* [Your objective]
Restate the complete material exactly.

— start —

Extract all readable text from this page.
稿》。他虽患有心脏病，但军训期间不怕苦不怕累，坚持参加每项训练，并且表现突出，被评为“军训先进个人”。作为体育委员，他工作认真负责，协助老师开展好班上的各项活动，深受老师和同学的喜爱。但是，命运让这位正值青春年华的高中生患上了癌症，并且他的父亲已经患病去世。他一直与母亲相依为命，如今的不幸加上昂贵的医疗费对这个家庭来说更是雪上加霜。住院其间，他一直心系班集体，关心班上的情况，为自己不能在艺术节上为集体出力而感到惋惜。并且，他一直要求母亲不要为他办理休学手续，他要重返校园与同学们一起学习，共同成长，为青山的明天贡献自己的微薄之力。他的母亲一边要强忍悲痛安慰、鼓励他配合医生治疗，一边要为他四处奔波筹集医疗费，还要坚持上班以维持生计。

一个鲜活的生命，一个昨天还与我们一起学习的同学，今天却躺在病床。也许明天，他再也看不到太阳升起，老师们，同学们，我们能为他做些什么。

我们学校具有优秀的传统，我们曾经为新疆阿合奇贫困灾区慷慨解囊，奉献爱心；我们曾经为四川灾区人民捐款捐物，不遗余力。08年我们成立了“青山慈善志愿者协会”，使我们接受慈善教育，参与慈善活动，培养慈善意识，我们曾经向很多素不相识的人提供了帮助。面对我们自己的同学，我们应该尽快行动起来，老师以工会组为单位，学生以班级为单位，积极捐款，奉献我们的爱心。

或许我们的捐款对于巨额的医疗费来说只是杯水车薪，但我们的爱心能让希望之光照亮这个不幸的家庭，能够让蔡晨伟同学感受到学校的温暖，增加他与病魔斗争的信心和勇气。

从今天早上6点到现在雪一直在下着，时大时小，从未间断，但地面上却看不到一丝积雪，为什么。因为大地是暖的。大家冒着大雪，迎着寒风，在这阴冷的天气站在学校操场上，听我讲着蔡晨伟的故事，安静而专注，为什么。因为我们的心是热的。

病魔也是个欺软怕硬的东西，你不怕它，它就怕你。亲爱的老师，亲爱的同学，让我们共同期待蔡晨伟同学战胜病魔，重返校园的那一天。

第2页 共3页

— end —

* [Task result]
Extract all readable text from this page.
稿》。他虽患有心脏病，但军训期间不怕苦不怕累，坚持参加每项训练，并且表现突出，被评为“军训先进个人”。作为体育委员，他工作认真负责，协助老师开展好班上的各项活动，深受老师和同学的喜爱。但是，命运让这位正值青春年华的高中生患上了癌症，并且他的父亲已经患病去世。他一直与母亲相依为命，如今的不幸加上昂贵的医疗费对这个家庭来说更是雪上加霜。住院其间，他一直心系班集体，关心班上的情况，为自己不能在艺术节上为集体出力而感到惋惜。并且，他一直要求母亲不要为他办理休学手续，他要重返校园与同学们一起学习，共同成长，为青山的明天贡献自己的微薄之力。他的母亲一边要强忍悲痛安慰、鼓励他配合医生治疗，一边要为他四处奔波筹集医疗费，还要坚持上班以维持生计。

一个鲜活的生命，一个昨天还与我们一起学习的同学，今天却躺在病床。也许明天，他再也看不到太阳升起，老师们，同学们，我们能为他做些什么。

我们学校具有优秀的传统，我们曾经为新疆阿合奇贫困灾区慷慨解囊，奉献爱心；我们曾经为四川灾区人民捐款捐物，不遗余力。08年我们成立了“青山慈善志愿者协会”，使我们接受慈善教育，参与慈善活动，培养慈善意识，我们曾经向很多素不相识的人提供了帮助。面对我们自己的同学，我们应该尽快行动起来，老师以工会组为单位，学生以班级为单位，积极捐款，奉献我们的爱心。

或许我们的捐款对于巨额的医疗费来说只是杯水车薪，但我们的爱心能让希望之光照亮这个不幸的家庭，能够让蔡晨伟同学感受到学校的温暖，增加他与病魔斗争的信心和勇气。

从今天早上6点到现在雪一直在下着，时大时小，从未间断，但地面上却看不到一丝积雪，为什么。因为大地是暖的。大家冒着大雪，迎着寒风，在这阴冷的天气站在学校操场上，听我讲着蔡晨伟的故事，安静而专注，为什么。因为我们的心是热的。

病魔也是个欺软怕硬的东西，你不怕它，它就怕你。亲爱的老师，亲爱的同学，让我们共同期待蔡晨伟同学战胜病魔，重返校园的那一天。

第2页 共3页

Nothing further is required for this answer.